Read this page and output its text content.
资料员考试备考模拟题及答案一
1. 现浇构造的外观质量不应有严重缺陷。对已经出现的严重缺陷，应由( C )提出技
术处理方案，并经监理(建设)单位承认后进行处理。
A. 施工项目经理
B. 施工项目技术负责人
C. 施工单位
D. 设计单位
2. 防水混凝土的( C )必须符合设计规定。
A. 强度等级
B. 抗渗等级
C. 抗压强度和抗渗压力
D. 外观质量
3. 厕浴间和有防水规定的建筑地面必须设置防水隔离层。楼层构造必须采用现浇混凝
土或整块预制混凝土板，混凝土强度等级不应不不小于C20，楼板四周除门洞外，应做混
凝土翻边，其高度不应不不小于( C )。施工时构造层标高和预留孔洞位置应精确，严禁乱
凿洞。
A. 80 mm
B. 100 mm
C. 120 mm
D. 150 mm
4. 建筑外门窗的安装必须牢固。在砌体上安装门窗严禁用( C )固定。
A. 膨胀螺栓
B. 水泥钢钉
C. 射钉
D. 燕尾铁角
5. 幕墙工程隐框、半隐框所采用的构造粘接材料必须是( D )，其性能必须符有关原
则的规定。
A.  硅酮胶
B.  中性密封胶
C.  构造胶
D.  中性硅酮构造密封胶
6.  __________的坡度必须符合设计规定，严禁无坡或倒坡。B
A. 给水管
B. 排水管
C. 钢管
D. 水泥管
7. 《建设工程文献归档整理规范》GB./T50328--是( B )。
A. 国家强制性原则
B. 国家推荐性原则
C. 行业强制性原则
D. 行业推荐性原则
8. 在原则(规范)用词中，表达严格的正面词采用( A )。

• • • • • • •

▸ **What is required**: Transcribe the whole listing exactly.

▸ **Written response**:
Read this page and output its text content.
资料员考试备考模拟题及答案一
1. 现浇构造的外观质量不应有严重缺陷。对已经出现的严重缺陷，应由( C )提出技
术处理方案，并经监理(建设)单位承认后进行处理。
A. 施工项目经理
B. 施工项目技术负责人
C. 施工单位
D. 设计单位
2. 防水混凝土的( C )必须符合设计规定。
A. 强度等级
B. 抗渗等级
C. 抗压强度和抗渗压力
D. 外观质量
3. 厕浴间和有防水规定的建筑地面必须设置防水隔离层。楼层构造必须采用现浇混凝
土或整块预制混凝土板，混凝土强度等级不应不不小于C20，楼板四周除门洞外，应做混
凝土翻边，其高度不应不不小于( C )。施工时构造层标高和预留孔洞位置应精确，严禁乱
凿洞。
A. 80 mm
B. 100 mm
C. 120 mm
D. 150 mm
4. 建筑外门窗的安装必须牢固。在砌体上安装门窗严禁用( C )固定。
A. 膨胀螺栓
B. 水泥钢钉
C. 射钉
D. 燕尾铁角
5. 幕墙工程隐框、半隐框所采用的构造粘接材料必须是( D )，其性能必须符有关原
则的规定。
A.  硅酮胶
B.  中性密封胶
C.  构造胶
D.  中性硅酮构造密封胶
6.  __________的坡度必须符合设计规定，严禁无坡或倒坡。B
A. 给水管
B. 排水管
C. 钢管
D. 水泥管
7. 《建设工程文献归档整理规范》GB./T50328--是( B )。
A. 国家强制性原则
B. 国家推荐性原则
C. 行业强制性原则
D. 行业推荐性原则
8. 在原则(规范)用词中，表达严格的正面词采用( A )。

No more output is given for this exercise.